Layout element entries

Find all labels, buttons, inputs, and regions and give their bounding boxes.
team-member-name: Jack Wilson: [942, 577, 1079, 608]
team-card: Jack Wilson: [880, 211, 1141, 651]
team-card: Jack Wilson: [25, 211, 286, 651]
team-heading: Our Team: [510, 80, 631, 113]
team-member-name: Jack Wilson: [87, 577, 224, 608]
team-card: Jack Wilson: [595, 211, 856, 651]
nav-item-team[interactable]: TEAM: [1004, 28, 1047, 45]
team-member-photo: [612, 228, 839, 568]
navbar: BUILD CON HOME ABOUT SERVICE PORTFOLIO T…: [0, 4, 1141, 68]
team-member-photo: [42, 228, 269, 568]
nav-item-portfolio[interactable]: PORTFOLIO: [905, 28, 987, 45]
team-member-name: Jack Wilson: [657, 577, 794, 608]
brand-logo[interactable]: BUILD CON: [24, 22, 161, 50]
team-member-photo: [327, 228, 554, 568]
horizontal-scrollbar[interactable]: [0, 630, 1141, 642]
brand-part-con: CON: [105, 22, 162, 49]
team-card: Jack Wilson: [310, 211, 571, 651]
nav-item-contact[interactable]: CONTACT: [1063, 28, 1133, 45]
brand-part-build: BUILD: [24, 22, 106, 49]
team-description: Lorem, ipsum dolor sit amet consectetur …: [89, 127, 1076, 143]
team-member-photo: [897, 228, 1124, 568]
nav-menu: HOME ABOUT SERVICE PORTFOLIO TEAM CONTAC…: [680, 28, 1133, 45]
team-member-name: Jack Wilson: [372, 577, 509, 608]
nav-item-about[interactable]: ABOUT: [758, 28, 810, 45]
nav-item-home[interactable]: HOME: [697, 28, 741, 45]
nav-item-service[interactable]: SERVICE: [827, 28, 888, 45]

...

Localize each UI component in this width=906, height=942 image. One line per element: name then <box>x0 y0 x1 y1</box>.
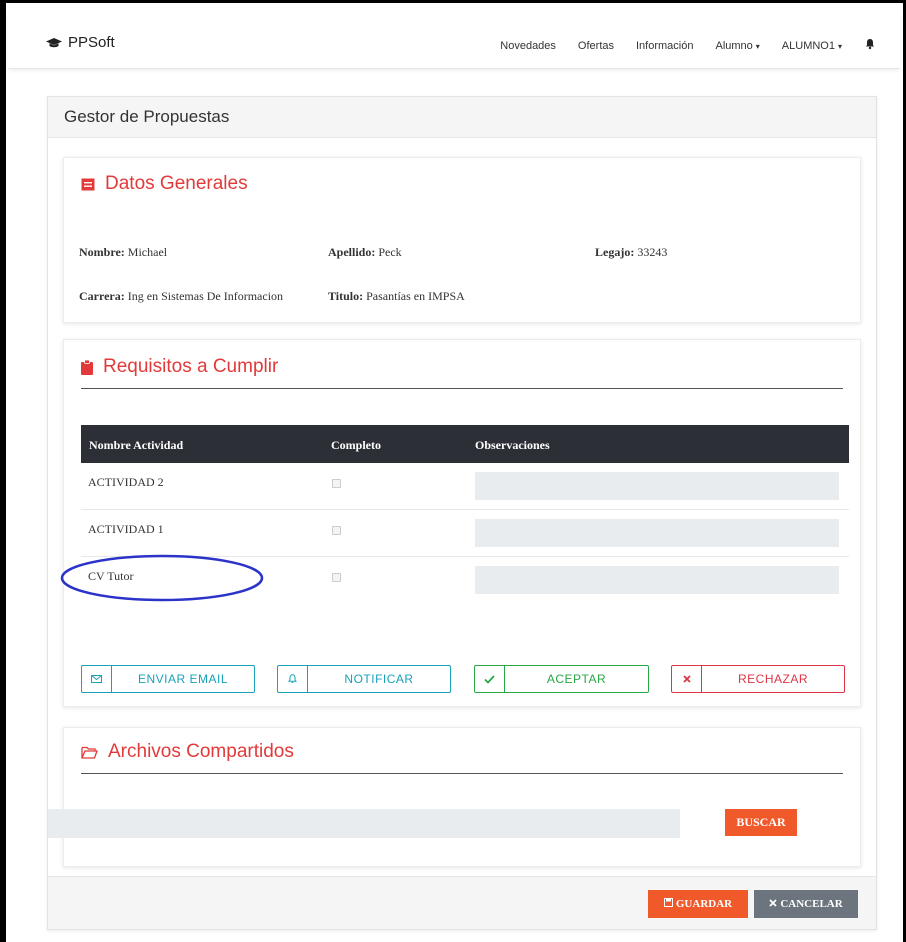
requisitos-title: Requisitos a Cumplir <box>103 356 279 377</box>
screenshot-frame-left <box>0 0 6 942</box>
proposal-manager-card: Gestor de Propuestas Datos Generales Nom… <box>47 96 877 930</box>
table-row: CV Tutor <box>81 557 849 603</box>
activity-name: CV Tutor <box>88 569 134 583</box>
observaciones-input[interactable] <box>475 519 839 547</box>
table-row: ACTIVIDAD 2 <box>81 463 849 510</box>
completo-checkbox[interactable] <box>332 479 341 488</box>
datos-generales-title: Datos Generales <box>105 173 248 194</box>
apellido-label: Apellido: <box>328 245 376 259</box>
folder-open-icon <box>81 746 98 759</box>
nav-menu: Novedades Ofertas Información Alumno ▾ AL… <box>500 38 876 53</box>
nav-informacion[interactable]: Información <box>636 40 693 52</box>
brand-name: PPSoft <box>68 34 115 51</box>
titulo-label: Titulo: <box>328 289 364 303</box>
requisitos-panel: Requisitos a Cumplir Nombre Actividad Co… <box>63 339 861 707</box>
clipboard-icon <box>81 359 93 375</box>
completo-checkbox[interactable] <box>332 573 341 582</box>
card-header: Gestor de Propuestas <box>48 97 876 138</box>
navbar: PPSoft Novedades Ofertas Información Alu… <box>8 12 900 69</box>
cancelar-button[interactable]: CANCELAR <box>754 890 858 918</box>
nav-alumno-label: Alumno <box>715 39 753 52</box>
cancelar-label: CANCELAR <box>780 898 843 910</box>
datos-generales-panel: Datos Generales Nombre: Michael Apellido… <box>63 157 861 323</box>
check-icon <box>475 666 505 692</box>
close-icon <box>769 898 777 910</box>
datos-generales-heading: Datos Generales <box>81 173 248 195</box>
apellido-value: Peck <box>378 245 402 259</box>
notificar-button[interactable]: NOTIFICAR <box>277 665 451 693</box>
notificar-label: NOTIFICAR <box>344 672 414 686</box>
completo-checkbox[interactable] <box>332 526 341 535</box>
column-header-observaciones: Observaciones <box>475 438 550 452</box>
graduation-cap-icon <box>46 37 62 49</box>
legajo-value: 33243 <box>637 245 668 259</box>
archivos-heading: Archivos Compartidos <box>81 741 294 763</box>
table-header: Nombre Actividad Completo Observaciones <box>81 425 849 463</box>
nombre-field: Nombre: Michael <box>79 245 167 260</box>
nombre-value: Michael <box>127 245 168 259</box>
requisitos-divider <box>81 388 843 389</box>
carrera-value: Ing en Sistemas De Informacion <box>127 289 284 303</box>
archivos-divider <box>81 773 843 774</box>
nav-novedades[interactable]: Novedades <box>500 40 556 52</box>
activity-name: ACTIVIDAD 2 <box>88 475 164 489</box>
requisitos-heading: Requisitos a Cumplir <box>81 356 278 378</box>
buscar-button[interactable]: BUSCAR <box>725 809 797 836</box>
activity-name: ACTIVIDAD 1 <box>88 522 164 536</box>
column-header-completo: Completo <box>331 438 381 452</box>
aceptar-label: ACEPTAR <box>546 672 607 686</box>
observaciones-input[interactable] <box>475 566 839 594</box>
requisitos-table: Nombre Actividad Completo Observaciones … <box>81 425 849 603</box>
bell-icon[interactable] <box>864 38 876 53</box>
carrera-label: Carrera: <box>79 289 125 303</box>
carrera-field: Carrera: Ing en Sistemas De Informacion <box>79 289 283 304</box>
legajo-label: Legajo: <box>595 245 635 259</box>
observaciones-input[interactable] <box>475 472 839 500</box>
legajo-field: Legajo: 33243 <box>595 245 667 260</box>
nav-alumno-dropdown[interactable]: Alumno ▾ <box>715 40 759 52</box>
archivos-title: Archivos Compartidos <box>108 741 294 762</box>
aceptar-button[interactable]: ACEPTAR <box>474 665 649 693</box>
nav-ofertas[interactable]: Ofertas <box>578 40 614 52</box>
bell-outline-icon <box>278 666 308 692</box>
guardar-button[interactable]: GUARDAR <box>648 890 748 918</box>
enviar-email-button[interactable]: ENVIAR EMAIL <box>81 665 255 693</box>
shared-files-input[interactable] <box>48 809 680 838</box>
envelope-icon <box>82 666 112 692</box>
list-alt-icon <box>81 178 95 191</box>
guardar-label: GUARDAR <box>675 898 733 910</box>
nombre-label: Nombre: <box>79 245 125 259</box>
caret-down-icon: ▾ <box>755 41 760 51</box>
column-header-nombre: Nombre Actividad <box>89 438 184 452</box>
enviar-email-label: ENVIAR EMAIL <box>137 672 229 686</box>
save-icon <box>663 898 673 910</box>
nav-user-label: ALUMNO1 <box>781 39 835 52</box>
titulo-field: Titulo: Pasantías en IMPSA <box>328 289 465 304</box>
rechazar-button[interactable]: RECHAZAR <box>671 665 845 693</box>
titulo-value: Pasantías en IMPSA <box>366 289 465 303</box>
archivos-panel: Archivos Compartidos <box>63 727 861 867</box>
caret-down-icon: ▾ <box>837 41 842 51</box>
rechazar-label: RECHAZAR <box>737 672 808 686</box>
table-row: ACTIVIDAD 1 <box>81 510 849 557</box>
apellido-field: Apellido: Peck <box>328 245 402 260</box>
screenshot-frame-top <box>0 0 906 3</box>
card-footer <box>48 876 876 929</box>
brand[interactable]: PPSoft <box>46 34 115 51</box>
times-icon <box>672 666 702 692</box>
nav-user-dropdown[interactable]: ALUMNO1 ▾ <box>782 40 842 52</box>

* * *

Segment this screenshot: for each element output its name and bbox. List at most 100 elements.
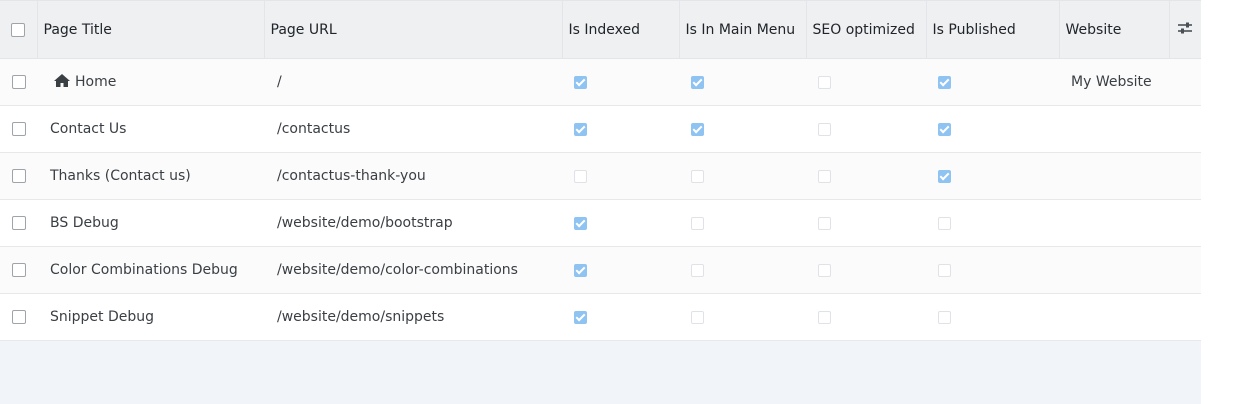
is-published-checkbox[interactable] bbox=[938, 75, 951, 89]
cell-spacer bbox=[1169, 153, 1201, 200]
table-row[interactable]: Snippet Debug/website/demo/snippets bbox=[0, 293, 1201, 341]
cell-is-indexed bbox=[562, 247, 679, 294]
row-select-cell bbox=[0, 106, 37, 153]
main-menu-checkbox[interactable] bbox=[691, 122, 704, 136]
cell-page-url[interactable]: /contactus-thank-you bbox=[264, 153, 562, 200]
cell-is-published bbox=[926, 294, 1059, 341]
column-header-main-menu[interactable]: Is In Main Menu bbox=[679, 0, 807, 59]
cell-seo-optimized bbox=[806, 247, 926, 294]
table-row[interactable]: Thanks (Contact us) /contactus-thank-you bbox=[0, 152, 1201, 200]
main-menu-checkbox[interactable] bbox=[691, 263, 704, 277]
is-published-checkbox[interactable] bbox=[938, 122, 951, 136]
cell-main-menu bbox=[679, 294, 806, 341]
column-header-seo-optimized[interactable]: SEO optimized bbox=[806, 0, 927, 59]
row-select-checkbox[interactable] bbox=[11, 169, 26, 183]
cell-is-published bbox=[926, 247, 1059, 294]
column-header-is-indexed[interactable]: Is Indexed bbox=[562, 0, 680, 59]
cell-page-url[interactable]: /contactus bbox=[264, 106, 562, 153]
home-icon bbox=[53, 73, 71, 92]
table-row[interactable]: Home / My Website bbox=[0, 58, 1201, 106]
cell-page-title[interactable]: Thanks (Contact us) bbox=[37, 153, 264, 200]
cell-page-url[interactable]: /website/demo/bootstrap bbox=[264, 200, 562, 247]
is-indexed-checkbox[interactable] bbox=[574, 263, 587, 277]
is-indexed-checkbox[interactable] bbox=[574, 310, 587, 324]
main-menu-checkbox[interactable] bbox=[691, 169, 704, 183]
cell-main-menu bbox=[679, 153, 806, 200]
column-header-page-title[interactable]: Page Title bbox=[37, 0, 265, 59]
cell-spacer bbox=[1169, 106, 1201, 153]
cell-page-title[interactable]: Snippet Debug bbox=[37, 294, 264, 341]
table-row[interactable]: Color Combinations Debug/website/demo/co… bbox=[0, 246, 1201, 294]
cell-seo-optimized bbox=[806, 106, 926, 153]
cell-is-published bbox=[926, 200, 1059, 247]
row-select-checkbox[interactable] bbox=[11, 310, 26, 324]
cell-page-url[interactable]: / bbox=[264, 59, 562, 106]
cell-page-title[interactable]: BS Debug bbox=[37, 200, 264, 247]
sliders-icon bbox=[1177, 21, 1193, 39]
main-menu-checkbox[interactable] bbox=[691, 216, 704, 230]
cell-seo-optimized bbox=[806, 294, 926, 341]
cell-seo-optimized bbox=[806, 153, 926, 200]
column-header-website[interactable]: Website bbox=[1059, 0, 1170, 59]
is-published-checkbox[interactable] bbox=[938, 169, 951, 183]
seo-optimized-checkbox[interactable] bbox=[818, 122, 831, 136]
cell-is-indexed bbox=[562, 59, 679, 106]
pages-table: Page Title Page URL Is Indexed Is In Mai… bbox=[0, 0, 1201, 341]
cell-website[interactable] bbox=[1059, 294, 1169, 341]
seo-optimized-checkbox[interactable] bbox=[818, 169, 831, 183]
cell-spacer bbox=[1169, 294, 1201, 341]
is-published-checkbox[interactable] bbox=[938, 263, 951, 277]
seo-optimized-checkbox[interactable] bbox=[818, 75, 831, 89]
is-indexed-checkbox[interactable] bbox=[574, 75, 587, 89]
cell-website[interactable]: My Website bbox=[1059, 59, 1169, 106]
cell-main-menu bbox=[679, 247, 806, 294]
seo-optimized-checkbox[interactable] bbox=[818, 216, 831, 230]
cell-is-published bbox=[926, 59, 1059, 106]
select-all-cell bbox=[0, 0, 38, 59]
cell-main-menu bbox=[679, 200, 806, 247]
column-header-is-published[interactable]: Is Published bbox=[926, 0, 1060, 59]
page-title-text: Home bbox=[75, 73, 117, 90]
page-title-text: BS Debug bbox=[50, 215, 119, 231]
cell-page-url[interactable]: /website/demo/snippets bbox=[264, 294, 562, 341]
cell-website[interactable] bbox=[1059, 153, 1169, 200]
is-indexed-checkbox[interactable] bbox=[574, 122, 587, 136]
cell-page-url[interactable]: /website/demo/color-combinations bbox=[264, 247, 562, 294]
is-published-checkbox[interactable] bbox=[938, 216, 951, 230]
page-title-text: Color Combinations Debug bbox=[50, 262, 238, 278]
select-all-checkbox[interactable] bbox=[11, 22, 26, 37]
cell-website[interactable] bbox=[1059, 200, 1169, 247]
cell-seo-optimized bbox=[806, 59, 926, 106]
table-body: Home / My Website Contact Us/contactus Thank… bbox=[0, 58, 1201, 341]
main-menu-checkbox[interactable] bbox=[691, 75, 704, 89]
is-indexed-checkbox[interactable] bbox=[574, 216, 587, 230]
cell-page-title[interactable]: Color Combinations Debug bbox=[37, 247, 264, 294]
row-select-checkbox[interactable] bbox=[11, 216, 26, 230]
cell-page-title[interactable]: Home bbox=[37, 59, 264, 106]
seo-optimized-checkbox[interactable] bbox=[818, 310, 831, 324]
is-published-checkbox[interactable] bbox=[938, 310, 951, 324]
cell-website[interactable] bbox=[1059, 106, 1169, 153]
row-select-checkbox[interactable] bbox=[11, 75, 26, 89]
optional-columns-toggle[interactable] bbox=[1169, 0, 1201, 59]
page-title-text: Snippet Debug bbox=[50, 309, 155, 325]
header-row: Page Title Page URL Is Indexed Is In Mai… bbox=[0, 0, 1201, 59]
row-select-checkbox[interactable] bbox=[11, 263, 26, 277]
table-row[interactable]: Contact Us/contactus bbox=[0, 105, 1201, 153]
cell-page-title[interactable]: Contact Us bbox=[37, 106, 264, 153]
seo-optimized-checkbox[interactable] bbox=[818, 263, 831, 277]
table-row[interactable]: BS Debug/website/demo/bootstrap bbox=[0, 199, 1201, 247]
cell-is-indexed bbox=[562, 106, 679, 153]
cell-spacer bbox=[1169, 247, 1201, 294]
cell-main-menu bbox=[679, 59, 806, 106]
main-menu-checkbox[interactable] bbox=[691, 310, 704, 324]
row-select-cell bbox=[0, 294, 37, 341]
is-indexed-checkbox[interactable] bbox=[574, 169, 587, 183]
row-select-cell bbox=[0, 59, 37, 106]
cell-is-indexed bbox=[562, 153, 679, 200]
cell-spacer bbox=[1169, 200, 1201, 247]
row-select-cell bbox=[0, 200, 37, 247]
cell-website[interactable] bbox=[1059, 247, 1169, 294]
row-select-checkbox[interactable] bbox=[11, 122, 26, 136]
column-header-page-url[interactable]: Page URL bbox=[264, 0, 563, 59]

Your instructions -
Rewrite the listing as a Markdown table with the columns "No." and "Entry," from the line containing "Find all labels, buttons, inputs, and" through the line containing "team-card: Jack Wilson: [595, 211, 856, 651]". Include both of those lines and omit any blank lines.

Solution to this exercise -
| No. | Entry |
|---|---|
| 1 | Find all labels, buttons, inputs, and regions and give their bounding boxes. |
| 2 | team-member-name: Jack Wilson: [942, 577, 1079, 608] |
| 3 | team-card: Jack Wilson: [880, 211, 1141, 651] |
| 4 | team-card: Jack Wilson: [25, 211, 286, 651] |
| 5 | team-heading: Our Team: [510, 80, 631, 113] |
| 6 | team-member-name: Jack Wilson: [87, 577, 224, 608] |
| 7 | team-card: Jack Wilson: [595, 211, 856, 651] |